▸ Given instruction
Please give the data below again in full, exactly as it stands.

▸ Material for this exercise
===

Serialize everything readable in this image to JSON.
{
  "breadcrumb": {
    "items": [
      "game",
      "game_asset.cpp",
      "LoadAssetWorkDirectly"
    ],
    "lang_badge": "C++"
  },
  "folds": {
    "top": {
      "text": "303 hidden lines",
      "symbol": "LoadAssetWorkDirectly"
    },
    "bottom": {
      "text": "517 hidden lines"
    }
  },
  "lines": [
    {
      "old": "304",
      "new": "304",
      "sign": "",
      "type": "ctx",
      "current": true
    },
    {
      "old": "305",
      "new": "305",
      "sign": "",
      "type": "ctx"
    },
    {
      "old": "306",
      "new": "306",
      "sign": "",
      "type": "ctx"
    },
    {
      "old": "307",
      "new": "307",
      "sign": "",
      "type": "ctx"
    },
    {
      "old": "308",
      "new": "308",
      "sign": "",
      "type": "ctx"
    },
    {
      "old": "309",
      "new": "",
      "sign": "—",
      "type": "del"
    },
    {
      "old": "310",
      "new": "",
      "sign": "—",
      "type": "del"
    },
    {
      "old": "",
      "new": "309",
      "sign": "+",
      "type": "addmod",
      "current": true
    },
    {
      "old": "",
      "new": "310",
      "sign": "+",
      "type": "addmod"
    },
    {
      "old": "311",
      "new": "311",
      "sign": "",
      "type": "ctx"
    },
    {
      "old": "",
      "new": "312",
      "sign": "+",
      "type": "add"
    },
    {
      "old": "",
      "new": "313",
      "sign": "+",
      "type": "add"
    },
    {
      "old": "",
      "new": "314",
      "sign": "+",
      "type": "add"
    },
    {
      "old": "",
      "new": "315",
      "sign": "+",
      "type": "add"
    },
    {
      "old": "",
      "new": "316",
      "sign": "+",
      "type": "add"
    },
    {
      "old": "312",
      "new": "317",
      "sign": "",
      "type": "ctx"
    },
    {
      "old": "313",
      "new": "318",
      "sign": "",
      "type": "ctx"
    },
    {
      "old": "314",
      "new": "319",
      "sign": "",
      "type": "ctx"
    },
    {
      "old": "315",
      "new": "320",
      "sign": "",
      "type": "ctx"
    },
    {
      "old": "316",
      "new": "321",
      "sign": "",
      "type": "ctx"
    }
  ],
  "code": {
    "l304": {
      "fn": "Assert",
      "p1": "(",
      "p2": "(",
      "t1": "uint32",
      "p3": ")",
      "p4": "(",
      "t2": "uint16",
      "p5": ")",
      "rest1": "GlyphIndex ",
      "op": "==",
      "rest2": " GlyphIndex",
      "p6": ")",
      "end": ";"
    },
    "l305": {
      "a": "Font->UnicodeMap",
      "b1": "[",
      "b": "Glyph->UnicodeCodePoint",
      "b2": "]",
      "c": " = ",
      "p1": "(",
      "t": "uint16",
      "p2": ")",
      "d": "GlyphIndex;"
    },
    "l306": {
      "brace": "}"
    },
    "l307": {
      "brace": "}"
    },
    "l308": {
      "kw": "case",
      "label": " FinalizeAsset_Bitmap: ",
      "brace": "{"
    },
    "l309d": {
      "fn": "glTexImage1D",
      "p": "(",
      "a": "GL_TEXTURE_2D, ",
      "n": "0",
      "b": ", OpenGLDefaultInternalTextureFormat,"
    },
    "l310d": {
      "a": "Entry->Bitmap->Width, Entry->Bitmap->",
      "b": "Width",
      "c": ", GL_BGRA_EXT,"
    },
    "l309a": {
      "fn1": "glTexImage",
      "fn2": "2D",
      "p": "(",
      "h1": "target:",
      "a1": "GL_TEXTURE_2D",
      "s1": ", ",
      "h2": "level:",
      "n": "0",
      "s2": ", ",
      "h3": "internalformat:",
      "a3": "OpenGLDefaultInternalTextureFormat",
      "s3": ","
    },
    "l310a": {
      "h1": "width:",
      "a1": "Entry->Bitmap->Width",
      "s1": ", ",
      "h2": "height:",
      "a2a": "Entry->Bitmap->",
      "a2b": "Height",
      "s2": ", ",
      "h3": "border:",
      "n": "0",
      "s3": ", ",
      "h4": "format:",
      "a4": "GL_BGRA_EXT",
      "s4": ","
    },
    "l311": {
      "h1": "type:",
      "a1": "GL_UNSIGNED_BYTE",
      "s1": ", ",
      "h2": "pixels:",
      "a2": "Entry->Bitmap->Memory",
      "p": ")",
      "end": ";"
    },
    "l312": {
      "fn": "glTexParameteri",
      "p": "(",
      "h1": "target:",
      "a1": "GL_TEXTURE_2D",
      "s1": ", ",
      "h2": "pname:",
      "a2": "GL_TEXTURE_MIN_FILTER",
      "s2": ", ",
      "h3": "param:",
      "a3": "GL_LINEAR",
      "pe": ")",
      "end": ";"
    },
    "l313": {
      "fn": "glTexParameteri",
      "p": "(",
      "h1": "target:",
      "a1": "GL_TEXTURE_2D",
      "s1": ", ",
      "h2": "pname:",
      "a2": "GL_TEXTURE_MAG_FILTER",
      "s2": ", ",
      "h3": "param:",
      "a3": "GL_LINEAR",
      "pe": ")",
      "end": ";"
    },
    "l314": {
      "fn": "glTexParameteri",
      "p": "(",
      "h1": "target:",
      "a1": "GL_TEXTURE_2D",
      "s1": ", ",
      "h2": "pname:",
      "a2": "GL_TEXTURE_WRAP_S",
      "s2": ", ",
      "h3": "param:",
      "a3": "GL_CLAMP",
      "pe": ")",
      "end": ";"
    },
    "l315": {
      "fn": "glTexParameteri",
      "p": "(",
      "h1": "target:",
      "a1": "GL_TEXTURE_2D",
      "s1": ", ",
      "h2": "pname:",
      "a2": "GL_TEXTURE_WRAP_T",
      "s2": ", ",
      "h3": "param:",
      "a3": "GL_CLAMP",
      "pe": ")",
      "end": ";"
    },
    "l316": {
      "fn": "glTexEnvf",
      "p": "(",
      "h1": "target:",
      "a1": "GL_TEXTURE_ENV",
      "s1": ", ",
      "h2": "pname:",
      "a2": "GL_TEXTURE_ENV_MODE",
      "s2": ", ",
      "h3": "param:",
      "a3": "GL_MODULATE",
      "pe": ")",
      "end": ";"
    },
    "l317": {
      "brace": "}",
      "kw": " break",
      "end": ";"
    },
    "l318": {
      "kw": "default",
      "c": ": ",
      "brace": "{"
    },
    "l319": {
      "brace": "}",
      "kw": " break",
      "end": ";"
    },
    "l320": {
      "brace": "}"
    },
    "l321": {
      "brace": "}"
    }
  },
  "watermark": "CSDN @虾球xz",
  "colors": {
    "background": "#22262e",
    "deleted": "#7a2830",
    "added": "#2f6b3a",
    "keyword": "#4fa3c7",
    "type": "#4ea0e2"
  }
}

===

▸ Result
Serialize everything readable in this image to JSON.
{
  "breadcrumb": {
    "items": [
      "game",
      "game_asset.cpp",
      "LoadAssetWorkDirectly"
    ],
    "lang_badge": "C++"
  },
  "folds": {
    "top": {
      "text": "303 hidden lines",
      "symbol": "LoadAssetWorkDirectly"
    },
    "bottom": {
      "text": "517 hidden lines"
    }
  },
  "lines": [
    {
      "old": "304",
      "new": "304",
      "sign": "",
      "type": "ctx",
      "current": true
    },
    {
      "old": "305",
      "new": "305",
      "sign": "",
      "type": "ctx"
    },
    {
      "old": "306",
      "new": "306",
      "sign": "",
      "type": "ctx"
    },
    {
      "old": "307",
      "new": "307",
      "sign": "",
      "type": "ctx"
    },
    {
      "old": "308",
      "new": "308",
      "sign": "",
      "type": "ctx"
    },
    {
      "old": "309",
      "new": "",
      "sign": "—",
      "type": "del"
    },
    {
      "old": "310",
      "new": "",
      "sign": "—",
      "type": "del"
    },
    {
      "old": "",
      "new": "309",
      "sign": "+",
      "type": "addmod",
      "current": true
    },
    {
      "old": "",
      "new": "310",
      "sign": "+",
      "type": "addmod"
    },
    {
      "old": "311",
      "new": "311",
      "sign": "",
      "type": "ctx"
    },
    {
      "old": "",
      "new": "312",
      "sign": "+",
      "type": "add"
    },
    {
      "old": "",
      "new": "313",
      "sign": "+",
      "type": "add"
    },
    {
      "old": "",
      "new": "314",
      "sign": "+",
      "type": "add"
    },
    {
      "old": "",
      "new": "315",
      "sign": "+",
      "type": "add"
    },
    {
      "old": "",
      "new": "316",
      "sign": "+",
      "type": "add"
    },
    {
      "old": "312",
      "new": "317",
      "sign": "",
      "type": "ctx"
    },
    {
      "old": "313",
      "new": "318",
      "sign": "",
      "type": "ctx"
    },
    {
      "old": "314",
      "new": "319",
      "sign": "",
      "type": "ctx"
    },
    {
      "old": "315",
      "new": "320",
      "sign": "",
      "type": "ctx"
    },
    {
      "old": "316",
      "new": "321",
      "sign": "",
      "type": "ctx"
    }
  ],
  "code": {
    "l304": {
      "fn": "Assert",
      "p1": "(",
      "p2": "(",
      "t1": "uint32",
      "p3": ")",
      "p4": "(",
      "t2": "uint16",
      "p5": ")",
      "rest1": "GlyphIndex ",
      "op": "==",
      "rest2": " GlyphIndex",
      "p6": ")",
      "end": ";"
    },
    "l305": {
      "a": "Font->UnicodeMap",
      "b1": "[",
      "b": "Glyph->UnicodeCodePoint",
      "b2": "]",
      "c": " = ",
      "p1": "(",
      "t": "uint16",
      "p2": ")",
      "d": "GlyphIndex;"
    },
    "l306": {
      "brace": "}"
    },
    "l307": {
      "brace": "}"
    },
    "l308": {
      "kw": "case",
      "label": " FinalizeAsset_Bitmap: ",
      "brace": "{"
    },
    "l309d": {
      "fn": "glTexImage1D",
      "p": "(",
      "a": "GL_TEXTURE_2D, ",
      "n": "0",
      "b": ", OpenGLDefaultInternalTextureFormat,"
    },
    "l310d": {
      "a": "Entry->Bitmap->Width, Entry->Bitmap->",
      "b": "Width",
      "c": ", GL_BGRA_EXT,"
    },
    "l309a": {
      "fn1": "glTexImage",
      "fn2": "2D",
      "p": "(",
      "h1": "target:",
      "a1": "GL_TEXTURE_2D",
      "s1": ", ",
      "h2": "level:",
      "n": "0",
      "s2": ", ",
      "h3": "internalformat:",
      "a3": "OpenGLDefaultInternalTextureFormat",
      "s3": ","
    },
    "l310a": {
      "h1": "width:",
      "a1": "Entry->Bitmap->Width",
      "s1": ", ",
      "h2": "height:",
      "a2a": "Entry->Bitmap->",
      "a2b": "Height",
      "s2": ", ",
      "h3": "border:",
      "n": "0",
      "s3": ", ",
      "h4": "format:",
      "a4": "GL_BGRA_EXT",
      "s4": ","
    },
    "l311": {
      "h1": "type:",
      "a1": "GL_UNSIGNED_BYTE",
      "s1": ", ",
      "h2": "pixels:",
      "a2": "Entry->Bitmap->Memory",
      "p": ")",
      "end": ";"
    },
    "l312": {
      "fn": "glTexParameteri",
      "p": "(",
      "h1": "target:",
      "a1": "GL_TEXTURE_2D",
      "s1": ", ",
      "h2": "pname:",
      "a2": "GL_TEXTURE_MIN_FILTER",
      "s2": ", ",
      "h3": "param:",
      "a3": "GL_LINEAR",
      "pe": ")",
      "end": ";"
    },
    "l313": {
      "fn": "glTexParameteri",
      "p": "(",
      "h1": "target:",
      "a1": "GL_TEXTURE_2D",
      "s1": ", ",
      "h2": "pname:",
      "a2": "GL_TEXTURE_MAG_FILTER",
      "s2": ", ",
      "h3": "param:",
      "a3": "GL_LINEAR",
      "pe": ")",
      "end": ";"
    },
    "l314": {
      "fn": "glTexParameteri",
      "p": "(",
      "h1": "target:",
      "a1": "GL_TEXTURE_2D",
      "s1": ", ",
      "h2": "pname:",
      "a2": "GL_TEXTURE_WRAP_S",
      "s2": ", ",
      "h3": "param:",
      "a3": "GL_CLAMP",
      "pe": ")",
      "end": ";"
    },
    "l315": {
      "fn": "glTexParameteri",
      "p": "(",
      "h1": "target:",
      "a1": "GL_TEXTURE_2D",
      "s1": ", ",
      "h2": "pname:",
      "a2": "GL_TEXTURE_WRAP_T",
      "s2": ", ",
      "h3": "param:",
      "a3": "GL_CLAMP",
      "pe": ")",
      "end": ";"
    },
    "l316": {
      "fn": "glTexEnvf",
      "p": "(",
      "h1": "target:",
      "a1": "GL_TEXTURE_ENV",
      "s1": ", ",
      "h2": "pname:",
      "a2": "GL_TEXTURE_ENV_MODE",
      "s2": ", ",
      "h3": "param:",
      "a3": "GL_MODULATE",
      "pe": ")",
      "end": ";"
    },
    "l317": {
      "brace": "}",
      "kw": " break",
      "end": ";"
    },
    "l318": {
      "kw": "default",
      "c": ": ",
      "brace": "{"
    },
    "l319": {
      "brace": "}",
      "kw": " break",
      "end": ";"
    },
    "l320": {
      "brace": "}"
    },
    "l321": {
      "brace": "}"
    }
  },
  "watermark": "CSDN @虾球xz",
  "colors": {
    "background": "#22262e",
    "deleted": "#7a2830",
    "added": "#2f6b3a",
    "keyword": "#4fa3c7",
    "type": "#4ea0e2"
  }
}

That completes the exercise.